WHAT TO DO: Exactly reproduce each entry, leaving out nothing.

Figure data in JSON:
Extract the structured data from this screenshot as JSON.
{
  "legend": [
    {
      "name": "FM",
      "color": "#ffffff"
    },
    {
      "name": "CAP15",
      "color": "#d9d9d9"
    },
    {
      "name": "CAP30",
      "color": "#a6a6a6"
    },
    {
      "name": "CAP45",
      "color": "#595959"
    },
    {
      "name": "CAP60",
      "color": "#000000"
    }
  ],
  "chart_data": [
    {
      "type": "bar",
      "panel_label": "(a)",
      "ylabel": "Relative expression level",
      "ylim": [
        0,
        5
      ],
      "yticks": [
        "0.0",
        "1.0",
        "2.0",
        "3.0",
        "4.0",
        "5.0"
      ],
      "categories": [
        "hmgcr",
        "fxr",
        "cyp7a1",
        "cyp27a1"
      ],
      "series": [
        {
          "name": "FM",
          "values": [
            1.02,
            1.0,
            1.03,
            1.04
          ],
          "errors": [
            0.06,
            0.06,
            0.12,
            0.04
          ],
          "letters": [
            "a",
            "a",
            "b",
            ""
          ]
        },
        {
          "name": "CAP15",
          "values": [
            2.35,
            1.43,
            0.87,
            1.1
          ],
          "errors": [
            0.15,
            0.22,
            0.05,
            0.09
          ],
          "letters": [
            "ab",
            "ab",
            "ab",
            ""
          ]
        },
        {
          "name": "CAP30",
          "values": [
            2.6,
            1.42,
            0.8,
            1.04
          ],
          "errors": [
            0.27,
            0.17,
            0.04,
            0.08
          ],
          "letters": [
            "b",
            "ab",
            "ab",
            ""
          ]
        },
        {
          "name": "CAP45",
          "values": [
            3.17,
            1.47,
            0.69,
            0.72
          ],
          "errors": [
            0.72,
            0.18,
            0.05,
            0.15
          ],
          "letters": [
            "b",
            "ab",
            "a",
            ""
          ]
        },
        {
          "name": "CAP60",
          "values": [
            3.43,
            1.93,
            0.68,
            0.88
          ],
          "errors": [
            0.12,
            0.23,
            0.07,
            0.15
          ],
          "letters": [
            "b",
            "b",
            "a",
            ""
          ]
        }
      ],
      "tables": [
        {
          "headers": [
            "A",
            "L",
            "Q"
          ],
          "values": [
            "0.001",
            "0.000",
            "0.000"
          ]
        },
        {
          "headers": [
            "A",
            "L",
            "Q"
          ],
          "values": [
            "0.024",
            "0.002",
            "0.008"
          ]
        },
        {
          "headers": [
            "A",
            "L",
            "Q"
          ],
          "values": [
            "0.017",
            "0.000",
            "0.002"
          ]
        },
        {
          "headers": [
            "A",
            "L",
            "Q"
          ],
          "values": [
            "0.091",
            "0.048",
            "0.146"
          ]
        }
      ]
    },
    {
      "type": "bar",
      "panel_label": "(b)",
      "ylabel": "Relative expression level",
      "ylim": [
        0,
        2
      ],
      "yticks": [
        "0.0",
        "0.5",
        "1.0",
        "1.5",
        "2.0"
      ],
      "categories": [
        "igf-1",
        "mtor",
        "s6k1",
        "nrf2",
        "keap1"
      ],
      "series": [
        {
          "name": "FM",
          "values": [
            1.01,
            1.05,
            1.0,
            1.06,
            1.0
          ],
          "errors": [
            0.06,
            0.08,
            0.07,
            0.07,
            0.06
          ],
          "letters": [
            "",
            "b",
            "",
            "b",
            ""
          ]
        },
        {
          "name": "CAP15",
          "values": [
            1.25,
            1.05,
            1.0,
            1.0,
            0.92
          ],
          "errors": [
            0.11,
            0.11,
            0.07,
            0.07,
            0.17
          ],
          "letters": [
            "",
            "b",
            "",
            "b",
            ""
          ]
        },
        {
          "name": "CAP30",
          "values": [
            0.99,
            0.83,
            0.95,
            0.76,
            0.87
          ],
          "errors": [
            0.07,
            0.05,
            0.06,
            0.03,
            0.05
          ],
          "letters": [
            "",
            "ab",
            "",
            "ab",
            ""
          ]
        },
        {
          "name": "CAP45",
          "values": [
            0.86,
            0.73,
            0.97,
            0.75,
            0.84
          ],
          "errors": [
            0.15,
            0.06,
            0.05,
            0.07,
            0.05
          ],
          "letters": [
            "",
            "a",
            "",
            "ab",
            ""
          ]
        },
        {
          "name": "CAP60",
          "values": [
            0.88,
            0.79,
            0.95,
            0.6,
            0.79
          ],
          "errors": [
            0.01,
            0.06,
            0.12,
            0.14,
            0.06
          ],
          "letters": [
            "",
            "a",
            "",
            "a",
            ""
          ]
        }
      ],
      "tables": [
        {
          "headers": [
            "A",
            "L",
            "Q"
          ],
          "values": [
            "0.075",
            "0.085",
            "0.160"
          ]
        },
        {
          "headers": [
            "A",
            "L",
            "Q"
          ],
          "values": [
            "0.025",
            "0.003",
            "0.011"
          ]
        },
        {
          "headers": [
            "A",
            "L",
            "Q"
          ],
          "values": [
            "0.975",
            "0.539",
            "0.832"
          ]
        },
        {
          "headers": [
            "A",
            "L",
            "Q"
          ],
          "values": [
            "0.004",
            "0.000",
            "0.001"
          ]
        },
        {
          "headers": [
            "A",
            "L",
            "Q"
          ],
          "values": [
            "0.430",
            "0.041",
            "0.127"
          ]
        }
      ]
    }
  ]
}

FINISHED TASK:
Extract the structured data from this screenshot as JSON.
{
  "legend": [
    {
      "name": "FM",
      "color": "#ffffff"
    },
    {
      "name": "CAP15",
      "color": "#d9d9d9"
    },
    {
      "name": "CAP30",
      "color": "#a6a6a6"
    },
    {
      "name": "CAP45",
      "color": "#595959"
    },
    {
      "name": "CAP60",
      "color": "#000000"
    }
  ],
  "chart_data": [
    {
      "type": "bar",
      "panel_label": "(a)",
      "ylabel": "Relative expression level",
      "ylim": [
        0,
        5
      ],
      "yticks": [
        "0.0",
        "1.0",
        "2.0",
        "3.0",
        "4.0",
        "5.0"
      ],
      "categories": [
        "hmgcr",
        "fxr",
        "cyp7a1",
        "cyp27a1"
      ],
      "series": [
        {
          "name": "FM",
          "values": [
            1.02,
            1.0,
            1.03,
            1.04
          ],
          "errors": [
            0.06,
            0.06,
            0.12,
            0.04
          ],
          "letters": [
            "a",
            "a",
            "b",
            ""
          ]
        },
        {
          "name": "CAP15",
          "values": [
            2.35,
            1.43,
            0.87,
            1.1
          ],
          "errors": [
            0.15,
            0.22,
            0.05,
            0.09
          ],
          "letters": [
            "ab",
            "ab",
            "ab",
            ""
          ]
        },
        {
          "name": "CAP30",
          "values": [
            2.6,
            1.42,
            0.8,
            1.04
          ],
          "errors": [
            0.27,
            0.17,
            0.04,
            0.08
          ],
          "letters": [
            "b",
            "ab",
            "ab",
            ""
          ]
        },
        {
          "name": "CAP45",
          "values": [
            3.17,
            1.47,
            0.69,
            0.72
          ],
          "errors": [
            0.72,
            0.18,
            0.05,
            0.15
          ],
          "letters": [
            "b",
            "ab",
            "a",
            ""
          ]
        },
        {
          "name": "CAP60",
          "values": [
            3.43,
            1.93,
            0.68,
            0.88
          ],
          "errors": [
            0.12,
            0.23,
            0.07,
            0.15
          ],
          "letters": [
            "b",
            "b",
            "a",
            ""
          ]
        }
      ],
      "tables": [
        {
          "headers": [
            "A",
            "L",
            "Q"
          ],
          "values": [
            "0.001",
            "0.000",
            "0.000"
          ]
        },
        {
          "headers": [
            "A",
            "L",
            "Q"
          ],
          "values": [
            "0.024",
            "0.002",
            "0.008"
          ]
        },
        {
          "headers": [
            "A",
            "L",
            "Q"
          ],
          "values": [
            "0.017",
            "0.000",
            "0.002"
          ]
        },
        {
          "headers": [
            "A",
            "L",
            "Q"
          ],
          "values": [
            "0.091",
            "0.048",
            "0.146"
          ]
        }
      ]
    },
    {
      "type": "bar",
      "panel_label": "(b)",
      "ylabel": "Relative expression level",
      "ylim": [
        0,
        2
      ],
      "yticks": [
        "0.0",
        "0.5",
        "1.0",
        "1.5",
        "2.0"
      ],
      "categories": [
        "igf-1",
        "mtor",
        "s6k1",
        "nrf2",
        "keap1"
      ],
      "series": [
        {
          "name": "FM",
          "values": [
            1.01,
            1.05,
            1.0,
            1.06,
            1.0
          ],
          "errors": [
            0.06,
            0.08,
            0.07,
            0.07,
            0.06
          ],
          "letters": [
            "",
            "b",
            "",
            "b",
            ""
          ]
        },
        {
          "name": "CAP15",
          "values": [
            1.25,
            1.05,
            1.0,
            1.0,
            0.92
          ],
          "errors": [
            0.11,
            0.11,
            0.07,
            0.07,
            0.17
          ],
          "letters": [
            "",
            "b",
            "",
            "b",
            ""
          ]
        },
        {
          "name": "CAP30",
          "values": [
            0.99,
            0.83,
            0.95,
            0.76,
            0.87
          ],
          "errors": [
            0.07,
            0.05,
            0.06,
            0.03,
            0.05
          ],
          "letters": [
            "",
            "ab",
            "",
            "ab",
            ""
          ]
        },
        {
          "name": "CAP45",
          "values": [
            0.86,
            0.73,
            0.97,
            0.75,
            0.84
          ],
          "errors": [
            0.15,
            0.06,
            0.05,
            0.07,
            0.05
          ],
          "letters": [
            "",
            "a",
            "",
            "ab",
            ""
          ]
        },
        {
          "name": "CAP60",
          "values": [
            0.88,
            0.79,
            0.95,
            0.6,
            0.79
          ],
          "errors": [
            0.01,
            0.06,
            0.12,
            0.14,
            0.06
          ],
          "letters": [
            "",
            "a",
            "",
            "a",
            ""
          ]
        }
      ],
      "tables": [
        {
          "headers": [
            "A",
            "L",
            "Q"
          ],
          "values": [
            "0.075",
            "0.085",
            "0.160"
          ]
        },
        {
          "headers": [
            "A",
            "L",
            "Q"
          ],
          "values": [
            "0.025",
            "0.003",
            "0.011"
          ]
        },
        {
          "headers": [
            "A",
            "L",
            "Q"
          ],
          "values": [
            "0.975",
            "0.539",
            "0.832"
          ]
        },
        {
          "headers": [
            "A",
            "L",
            "Q"
          ],
          "values": [
            "0.004",
            "0.000",
            "0.001"
          ]
        },
        {
          "headers": [
            "A",
            "L",
            "Q"
          ],
          "values": [
            "0.430",
            "0.041",
            "0.127"
          ]
        }
      ]
    }
  ]
}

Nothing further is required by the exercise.